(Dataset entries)
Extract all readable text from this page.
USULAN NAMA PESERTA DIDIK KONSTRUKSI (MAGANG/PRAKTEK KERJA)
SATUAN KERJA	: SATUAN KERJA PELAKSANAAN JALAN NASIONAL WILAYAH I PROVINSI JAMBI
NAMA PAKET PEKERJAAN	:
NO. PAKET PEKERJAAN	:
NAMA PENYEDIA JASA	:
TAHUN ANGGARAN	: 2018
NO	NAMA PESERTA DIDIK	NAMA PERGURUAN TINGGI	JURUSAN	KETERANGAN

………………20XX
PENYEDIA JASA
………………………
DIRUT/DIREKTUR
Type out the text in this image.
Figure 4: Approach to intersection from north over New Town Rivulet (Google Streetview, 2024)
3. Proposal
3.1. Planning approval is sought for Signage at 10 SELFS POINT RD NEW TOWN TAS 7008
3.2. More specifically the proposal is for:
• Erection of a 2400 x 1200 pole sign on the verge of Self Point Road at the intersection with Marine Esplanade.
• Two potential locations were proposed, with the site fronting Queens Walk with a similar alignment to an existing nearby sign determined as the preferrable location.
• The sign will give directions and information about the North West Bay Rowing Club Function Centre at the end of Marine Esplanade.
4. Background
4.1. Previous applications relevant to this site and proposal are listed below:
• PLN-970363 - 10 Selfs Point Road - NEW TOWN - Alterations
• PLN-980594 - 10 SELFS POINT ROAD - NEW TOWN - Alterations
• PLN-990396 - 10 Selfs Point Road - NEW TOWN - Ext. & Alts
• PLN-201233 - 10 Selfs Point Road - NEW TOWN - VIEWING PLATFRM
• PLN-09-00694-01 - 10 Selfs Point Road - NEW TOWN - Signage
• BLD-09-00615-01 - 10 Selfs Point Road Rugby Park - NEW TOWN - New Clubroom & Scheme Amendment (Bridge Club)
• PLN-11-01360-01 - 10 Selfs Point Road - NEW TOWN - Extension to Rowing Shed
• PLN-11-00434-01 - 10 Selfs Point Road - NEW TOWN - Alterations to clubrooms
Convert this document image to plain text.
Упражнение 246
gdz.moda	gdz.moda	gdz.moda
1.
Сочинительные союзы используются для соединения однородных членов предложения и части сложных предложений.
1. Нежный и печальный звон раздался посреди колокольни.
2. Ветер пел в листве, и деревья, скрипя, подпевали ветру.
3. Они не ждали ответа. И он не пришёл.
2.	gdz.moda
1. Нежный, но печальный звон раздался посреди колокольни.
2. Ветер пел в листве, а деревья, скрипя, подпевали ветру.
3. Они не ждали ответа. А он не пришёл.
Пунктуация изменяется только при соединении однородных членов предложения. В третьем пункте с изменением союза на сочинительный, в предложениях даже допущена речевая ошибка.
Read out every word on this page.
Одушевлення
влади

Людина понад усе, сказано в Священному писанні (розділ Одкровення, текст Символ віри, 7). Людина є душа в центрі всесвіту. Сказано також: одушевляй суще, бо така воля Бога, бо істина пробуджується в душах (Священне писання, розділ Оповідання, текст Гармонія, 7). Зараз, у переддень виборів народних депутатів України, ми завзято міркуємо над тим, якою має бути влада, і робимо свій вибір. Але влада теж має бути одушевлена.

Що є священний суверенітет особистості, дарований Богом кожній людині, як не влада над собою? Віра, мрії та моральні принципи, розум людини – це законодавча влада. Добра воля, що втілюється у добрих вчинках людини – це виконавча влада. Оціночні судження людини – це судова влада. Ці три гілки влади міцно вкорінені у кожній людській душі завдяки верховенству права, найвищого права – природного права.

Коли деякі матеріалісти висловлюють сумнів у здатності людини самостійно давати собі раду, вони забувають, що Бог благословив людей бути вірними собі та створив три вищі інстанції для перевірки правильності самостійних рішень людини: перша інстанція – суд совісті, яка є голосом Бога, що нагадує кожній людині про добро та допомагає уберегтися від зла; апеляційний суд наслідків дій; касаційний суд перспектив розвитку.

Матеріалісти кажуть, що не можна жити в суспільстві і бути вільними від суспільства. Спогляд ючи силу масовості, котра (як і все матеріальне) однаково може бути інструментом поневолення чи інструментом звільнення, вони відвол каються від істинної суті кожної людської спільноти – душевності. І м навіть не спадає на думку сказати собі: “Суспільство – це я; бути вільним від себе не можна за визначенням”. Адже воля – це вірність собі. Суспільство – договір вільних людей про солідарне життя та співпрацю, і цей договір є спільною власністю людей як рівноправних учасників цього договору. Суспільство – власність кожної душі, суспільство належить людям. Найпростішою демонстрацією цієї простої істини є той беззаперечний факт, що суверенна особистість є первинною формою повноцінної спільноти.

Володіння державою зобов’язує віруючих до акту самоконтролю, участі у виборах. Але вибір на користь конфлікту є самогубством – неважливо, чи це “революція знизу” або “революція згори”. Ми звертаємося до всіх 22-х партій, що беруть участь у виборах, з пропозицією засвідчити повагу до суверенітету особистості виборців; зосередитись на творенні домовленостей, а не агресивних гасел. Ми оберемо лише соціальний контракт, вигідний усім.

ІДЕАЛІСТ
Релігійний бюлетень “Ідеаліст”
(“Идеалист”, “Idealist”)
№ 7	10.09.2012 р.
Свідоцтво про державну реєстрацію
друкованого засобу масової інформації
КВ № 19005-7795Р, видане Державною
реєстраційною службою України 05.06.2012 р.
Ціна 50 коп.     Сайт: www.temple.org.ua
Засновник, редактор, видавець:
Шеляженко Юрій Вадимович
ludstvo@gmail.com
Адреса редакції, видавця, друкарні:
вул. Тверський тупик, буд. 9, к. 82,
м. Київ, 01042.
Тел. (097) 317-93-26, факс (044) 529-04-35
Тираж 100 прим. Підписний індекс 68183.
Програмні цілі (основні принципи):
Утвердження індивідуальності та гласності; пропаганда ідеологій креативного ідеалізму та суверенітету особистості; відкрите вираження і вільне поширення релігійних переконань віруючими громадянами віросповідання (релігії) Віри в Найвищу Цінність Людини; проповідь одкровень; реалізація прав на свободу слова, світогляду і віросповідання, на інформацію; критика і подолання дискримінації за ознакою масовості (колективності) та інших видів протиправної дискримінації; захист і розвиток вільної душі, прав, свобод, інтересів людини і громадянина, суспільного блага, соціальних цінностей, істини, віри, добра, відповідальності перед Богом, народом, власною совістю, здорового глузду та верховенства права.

▶ [JOB] Where a line of the records above holds the word "ветру", copy that line.

▶ [FINAL RESULT]
2. Ветер пел в листве, и деревья, скрипя, подпевали ветру.
2. Ветер пел в листве, а деревья, скрипя, подпевали ветру.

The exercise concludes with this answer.